Data records:
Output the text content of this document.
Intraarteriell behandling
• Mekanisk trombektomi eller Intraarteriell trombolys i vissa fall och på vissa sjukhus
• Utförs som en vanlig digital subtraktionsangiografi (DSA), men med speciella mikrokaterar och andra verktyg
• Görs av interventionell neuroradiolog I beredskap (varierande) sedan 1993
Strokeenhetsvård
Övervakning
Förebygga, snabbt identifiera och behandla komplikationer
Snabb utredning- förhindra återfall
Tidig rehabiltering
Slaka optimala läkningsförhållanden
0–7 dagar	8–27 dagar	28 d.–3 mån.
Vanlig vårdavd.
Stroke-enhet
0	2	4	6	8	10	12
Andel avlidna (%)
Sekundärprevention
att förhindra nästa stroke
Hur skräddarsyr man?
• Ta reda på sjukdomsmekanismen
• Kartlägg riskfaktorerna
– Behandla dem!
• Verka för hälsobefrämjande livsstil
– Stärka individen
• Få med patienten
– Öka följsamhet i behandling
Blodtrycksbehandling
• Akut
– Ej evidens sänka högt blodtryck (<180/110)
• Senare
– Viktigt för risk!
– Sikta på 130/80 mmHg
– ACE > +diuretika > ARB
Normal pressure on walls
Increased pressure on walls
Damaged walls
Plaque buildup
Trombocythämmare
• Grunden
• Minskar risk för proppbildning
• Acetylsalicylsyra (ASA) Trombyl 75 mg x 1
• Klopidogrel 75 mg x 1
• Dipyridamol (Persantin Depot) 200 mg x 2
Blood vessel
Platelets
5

**JOB**
Reproduce the material verbatim, line by line.

**WRITTEN RESPONSE**
Output the text content of this document.
Intraarteriell behandling
• Mekanisk trombektomi eller Intraarteriell trombolys i vissa fall och på vissa sjukhus
• Utförs som en vanlig digital subtraktionsangiografi (DSA), men med speciella mikrokaterar och andra verktyg
• Görs av interventionell neuroradiolog I beredskap (varierande) sedan 1993
Strokeenhetsvård
Övervakning
Förebygga, snabbt identifiera och behandla komplikationer
Snabb utredning- förhindra återfall
Tidig rehabiltering
Slaka optimala läkningsförhållanden
0–7 dagar	8–27 dagar	28 d.–3 mån.
Vanlig vårdavd.
Stroke-enhet
0	2	4	6	8	10	12
Andel avlidna (%)
Sekundärprevention
att förhindra nästa stroke
Hur skräddarsyr man?
• Ta reda på sjukdomsmekanismen
• Kartlägg riskfaktorerna
– Behandla dem!
• Verka för hälsobefrämjande livsstil
– Stärka individen
• Få med patienten
– Öka följsamhet i behandling
Blodtrycksbehandling
• Akut
– Ej evidens sänka högt blodtryck (<180/110)
• Senare
– Viktigt för risk!
– Sikta på 130/80 mmHg
– ACE > +diuretika > ARB
Normal pressure on walls
Increased pressure on walls
Damaged walls
Plaque buildup
Trombocythämmare
• Grunden
• Minskar risk för proppbildning
• Acetylsalicylsyra (ASA) Trombyl 75 mg x 1
• Klopidogrel 75 mg x 1
• Dipyridamol (Persantin Depot) 200 mg x 2
Blood vessel
Platelets
5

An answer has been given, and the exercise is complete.